• [Direction]: Count the lines containing "quoniam". Give the number alone.

** Begin Record set **

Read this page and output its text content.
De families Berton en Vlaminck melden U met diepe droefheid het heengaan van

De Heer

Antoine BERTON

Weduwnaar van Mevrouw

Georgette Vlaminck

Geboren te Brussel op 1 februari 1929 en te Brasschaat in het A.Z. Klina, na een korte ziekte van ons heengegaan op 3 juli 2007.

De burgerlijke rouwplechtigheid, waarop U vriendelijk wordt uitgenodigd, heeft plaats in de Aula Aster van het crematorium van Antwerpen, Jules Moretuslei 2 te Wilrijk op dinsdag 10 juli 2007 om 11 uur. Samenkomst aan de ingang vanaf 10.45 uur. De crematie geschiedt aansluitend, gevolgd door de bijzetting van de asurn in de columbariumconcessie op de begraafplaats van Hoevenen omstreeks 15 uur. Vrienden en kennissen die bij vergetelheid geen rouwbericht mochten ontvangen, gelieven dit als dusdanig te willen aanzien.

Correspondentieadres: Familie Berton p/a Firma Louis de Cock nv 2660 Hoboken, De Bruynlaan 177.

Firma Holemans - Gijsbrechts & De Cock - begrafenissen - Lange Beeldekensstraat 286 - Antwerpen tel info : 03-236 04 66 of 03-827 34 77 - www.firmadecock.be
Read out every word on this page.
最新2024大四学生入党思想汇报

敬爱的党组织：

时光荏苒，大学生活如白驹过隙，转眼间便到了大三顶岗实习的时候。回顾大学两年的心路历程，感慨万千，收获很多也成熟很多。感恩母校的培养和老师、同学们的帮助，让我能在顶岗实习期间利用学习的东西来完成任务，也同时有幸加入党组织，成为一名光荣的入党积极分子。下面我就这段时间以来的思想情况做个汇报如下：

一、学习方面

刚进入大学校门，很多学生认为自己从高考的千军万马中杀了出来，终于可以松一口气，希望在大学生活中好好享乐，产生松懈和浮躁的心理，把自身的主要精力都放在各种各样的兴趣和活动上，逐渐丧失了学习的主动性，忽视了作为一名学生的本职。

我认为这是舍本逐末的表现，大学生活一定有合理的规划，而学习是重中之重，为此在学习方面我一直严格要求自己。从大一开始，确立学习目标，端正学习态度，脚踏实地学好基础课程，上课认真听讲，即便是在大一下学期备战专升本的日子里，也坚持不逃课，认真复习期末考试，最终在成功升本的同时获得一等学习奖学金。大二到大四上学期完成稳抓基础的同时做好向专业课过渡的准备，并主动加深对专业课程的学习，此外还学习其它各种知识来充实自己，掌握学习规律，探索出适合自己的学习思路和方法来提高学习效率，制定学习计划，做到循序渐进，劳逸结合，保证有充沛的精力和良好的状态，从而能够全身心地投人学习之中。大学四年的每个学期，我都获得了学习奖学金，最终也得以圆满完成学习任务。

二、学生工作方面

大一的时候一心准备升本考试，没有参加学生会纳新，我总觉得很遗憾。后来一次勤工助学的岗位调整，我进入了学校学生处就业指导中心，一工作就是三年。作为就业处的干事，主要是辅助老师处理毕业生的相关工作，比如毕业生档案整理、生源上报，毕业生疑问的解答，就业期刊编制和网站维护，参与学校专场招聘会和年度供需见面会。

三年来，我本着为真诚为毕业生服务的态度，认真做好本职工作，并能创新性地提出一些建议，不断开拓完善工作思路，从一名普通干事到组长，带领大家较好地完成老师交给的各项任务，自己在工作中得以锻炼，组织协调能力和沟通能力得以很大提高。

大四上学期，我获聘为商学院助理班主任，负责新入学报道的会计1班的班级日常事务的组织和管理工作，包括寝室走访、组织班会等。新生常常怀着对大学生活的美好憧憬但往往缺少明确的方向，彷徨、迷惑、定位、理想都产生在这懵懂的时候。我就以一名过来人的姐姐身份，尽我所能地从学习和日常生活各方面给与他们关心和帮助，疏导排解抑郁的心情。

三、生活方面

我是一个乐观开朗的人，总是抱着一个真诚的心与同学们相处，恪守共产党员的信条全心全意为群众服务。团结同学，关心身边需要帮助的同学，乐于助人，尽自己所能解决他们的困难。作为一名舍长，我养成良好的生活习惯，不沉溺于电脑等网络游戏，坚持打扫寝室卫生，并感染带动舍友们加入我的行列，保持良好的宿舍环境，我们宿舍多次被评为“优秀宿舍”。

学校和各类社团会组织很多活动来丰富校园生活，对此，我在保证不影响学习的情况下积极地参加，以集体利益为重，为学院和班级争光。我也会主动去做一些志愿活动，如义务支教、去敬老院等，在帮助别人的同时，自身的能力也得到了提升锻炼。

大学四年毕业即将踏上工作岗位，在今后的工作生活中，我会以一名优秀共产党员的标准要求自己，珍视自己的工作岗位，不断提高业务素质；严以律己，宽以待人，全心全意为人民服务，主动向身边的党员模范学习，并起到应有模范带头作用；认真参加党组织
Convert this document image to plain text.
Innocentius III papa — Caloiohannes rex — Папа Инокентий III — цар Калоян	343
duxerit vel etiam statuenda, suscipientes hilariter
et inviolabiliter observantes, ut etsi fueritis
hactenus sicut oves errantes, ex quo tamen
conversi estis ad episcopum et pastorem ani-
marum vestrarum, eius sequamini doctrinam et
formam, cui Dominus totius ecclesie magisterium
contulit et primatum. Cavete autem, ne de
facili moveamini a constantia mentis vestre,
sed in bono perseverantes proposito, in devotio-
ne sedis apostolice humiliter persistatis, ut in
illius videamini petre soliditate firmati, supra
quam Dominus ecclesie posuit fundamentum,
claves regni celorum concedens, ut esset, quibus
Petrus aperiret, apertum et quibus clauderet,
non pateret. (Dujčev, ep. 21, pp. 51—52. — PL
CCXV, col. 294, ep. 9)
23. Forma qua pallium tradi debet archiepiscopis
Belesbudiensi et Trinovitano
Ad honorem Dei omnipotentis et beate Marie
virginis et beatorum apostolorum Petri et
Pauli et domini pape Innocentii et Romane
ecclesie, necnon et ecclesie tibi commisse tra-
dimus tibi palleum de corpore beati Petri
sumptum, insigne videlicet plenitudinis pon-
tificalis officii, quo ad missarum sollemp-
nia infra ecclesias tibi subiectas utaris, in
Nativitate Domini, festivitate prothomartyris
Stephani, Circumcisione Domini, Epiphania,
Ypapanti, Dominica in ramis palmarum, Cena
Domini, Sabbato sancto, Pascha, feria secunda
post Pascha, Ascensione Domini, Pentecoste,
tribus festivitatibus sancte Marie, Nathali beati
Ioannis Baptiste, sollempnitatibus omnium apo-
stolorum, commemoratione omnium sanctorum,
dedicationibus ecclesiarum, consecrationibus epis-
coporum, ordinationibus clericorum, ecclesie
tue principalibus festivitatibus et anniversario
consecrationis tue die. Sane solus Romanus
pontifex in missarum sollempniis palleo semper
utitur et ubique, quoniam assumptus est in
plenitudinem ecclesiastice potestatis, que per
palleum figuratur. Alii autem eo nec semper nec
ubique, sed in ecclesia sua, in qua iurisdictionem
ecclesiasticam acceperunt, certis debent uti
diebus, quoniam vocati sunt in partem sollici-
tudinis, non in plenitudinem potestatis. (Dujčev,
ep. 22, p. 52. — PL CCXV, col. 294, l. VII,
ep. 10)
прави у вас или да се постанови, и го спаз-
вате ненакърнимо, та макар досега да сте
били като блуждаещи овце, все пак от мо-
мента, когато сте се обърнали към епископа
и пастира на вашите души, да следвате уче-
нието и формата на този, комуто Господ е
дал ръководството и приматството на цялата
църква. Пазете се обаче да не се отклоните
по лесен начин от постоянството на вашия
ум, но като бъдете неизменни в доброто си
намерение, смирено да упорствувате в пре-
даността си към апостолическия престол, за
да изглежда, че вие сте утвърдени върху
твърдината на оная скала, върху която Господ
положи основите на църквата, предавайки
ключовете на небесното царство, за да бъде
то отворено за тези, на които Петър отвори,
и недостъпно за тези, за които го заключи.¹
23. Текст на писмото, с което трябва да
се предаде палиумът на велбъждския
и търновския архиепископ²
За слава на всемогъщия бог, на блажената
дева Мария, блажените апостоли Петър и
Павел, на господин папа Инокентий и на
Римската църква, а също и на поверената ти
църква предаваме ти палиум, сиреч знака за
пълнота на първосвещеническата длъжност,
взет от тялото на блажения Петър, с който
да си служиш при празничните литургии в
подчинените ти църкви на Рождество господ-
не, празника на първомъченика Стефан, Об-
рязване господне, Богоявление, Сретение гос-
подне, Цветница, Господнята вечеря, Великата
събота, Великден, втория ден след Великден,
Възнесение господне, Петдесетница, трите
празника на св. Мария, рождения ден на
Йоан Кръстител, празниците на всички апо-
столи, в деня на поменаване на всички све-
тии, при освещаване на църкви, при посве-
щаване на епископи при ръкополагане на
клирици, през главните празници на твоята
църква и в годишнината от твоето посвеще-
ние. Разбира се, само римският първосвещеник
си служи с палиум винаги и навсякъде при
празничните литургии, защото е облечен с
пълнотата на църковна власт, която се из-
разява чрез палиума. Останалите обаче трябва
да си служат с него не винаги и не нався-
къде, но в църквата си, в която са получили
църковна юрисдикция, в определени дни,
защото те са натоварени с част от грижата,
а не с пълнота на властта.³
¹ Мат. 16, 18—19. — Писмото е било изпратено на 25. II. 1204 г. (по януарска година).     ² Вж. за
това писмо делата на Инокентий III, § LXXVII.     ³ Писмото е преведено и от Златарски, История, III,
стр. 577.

** End Record set **

• [Response to this exercise]: 2